**EXERCISE DESCRIPTION**
Below is a block of records; repeat all of them exactly.

** Begin GIVEN INFORMATION **

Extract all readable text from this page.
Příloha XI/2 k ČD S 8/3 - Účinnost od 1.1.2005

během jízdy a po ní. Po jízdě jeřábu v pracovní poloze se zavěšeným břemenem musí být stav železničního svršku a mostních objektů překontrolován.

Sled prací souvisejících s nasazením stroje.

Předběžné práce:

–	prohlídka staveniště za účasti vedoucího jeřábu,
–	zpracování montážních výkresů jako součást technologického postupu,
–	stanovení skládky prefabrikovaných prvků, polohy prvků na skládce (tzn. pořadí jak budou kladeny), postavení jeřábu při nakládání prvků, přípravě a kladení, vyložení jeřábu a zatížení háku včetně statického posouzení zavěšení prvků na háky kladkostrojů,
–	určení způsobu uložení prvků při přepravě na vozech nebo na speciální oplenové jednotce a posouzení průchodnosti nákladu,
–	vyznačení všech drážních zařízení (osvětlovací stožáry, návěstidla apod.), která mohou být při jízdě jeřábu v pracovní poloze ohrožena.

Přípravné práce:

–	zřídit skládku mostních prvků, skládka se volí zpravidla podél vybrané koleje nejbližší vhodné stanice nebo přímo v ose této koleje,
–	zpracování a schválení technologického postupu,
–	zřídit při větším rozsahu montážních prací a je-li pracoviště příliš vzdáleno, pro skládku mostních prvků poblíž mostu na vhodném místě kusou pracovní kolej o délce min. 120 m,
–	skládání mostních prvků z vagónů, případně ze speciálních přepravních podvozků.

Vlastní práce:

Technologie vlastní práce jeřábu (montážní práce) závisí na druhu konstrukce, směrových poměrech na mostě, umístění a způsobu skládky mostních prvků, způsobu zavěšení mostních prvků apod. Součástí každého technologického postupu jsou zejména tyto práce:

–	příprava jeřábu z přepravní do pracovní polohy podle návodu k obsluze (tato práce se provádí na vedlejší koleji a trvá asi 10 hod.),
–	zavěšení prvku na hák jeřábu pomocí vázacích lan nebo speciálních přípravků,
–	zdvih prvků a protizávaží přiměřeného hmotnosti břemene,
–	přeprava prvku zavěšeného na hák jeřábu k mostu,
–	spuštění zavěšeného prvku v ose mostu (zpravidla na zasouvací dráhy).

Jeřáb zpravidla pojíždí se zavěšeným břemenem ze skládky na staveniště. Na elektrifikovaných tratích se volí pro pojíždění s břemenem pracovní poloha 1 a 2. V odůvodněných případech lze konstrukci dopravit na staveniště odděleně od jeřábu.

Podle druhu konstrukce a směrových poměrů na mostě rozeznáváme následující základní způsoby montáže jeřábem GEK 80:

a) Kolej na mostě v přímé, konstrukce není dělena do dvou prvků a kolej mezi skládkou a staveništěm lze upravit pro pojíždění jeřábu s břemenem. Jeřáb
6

** End GIVEN INFORMATION **

**EXPECTED ANSWER**
Extract all readable text from this page.
Příloha XI/2 k ČD S 8/3 - Účinnost od 1.1.2005

během jízdy a po ní. Po jízdě jeřábu v pracovní poloze se zavěšeným břemenem musí být stav železničního svršku a mostních objektů překontrolován.

Sled prací souvisejících s nasazením stroje.

Předběžné práce:

–	prohlídka staveniště za účasti vedoucího jeřábu,
–	zpracování montážních výkresů jako součást technologického postupu,
–	stanovení skládky prefabrikovaných prvků, polohy prvků na skládce (tzn. pořadí jak budou kladeny), postavení jeřábu při nakládání prvků, přípravě a kladení, vyložení jeřábu a zatížení háku včetně statického posouzení zavěšení prvků na háky kladkostrojů,
–	určení způsobu uložení prvků při přepravě na vozech nebo na speciální oplenové jednotce a posouzení průchodnosti nákladu,
–	vyznačení všech drážních zařízení (osvětlovací stožáry, návěstidla apod.), která mohou být při jízdě jeřábu v pracovní poloze ohrožena.

Přípravné práce:

–	zřídit skládku mostních prvků, skládka se volí zpravidla podél vybrané koleje nejbližší vhodné stanice nebo přímo v ose této koleje,
–	zpracování a schválení technologického postupu,
–	zřídit při větším rozsahu montážních prací a je-li pracoviště příliš vzdáleno, pro skládku mostních prvků poblíž mostu na vhodném místě kusou pracovní kolej o délce min. 120 m,
–	skládání mostních prvků z vagónů, případně ze speciálních přepravních podvozků.

Vlastní práce:

Technologie vlastní práce jeřábu (montážní práce) závisí na druhu konstrukce, směrových poměrech na mostě, umístění a způsobu skládky mostních prvků, způsobu zavěšení mostních prvků apod. Součástí každého technologického postupu jsou zejména tyto práce:

–	příprava jeřábu z přepravní do pracovní polohy podle návodu k obsluze (tato práce se provádí na vedlejší koleji a trvá asi 10 hod.),
–	zavěšení prvku na hák jeřábu pomocí vázacích lan nebo speciálních přípravků,
–	zdvih prvků a protizávaží přiměřeného hmotnosti břemene,
–	přeprava prvku zavěšeného na hák jeřábu k mostu,
–	spuštění zavěšeného prvku v ose mostu (zpravidla na zasouvací dráhy).

Jeřáb zpravidla pojíždí se zavěšeným břemenem ze skládky na staveniště. Na elektrifikovaných tratích se volí pro pojíždění s břemenem pracovní poloha 1 a 2. V odůvodněných případech lze konstrukci dopravit na staveniště odděleně od jeřábu.

Podle druhu konstrukce a směrových poměrů na mostě rozeznáváme následující základní způsoby montáže jeřábem GEK 80:

a) Kolej na mostě v přímé, konstrukce není dělena do dvou prvků a kolej mezi skládkou a staveništěm lze upravit pro pojíždění jeřábu s břemenem. Jeřáb
6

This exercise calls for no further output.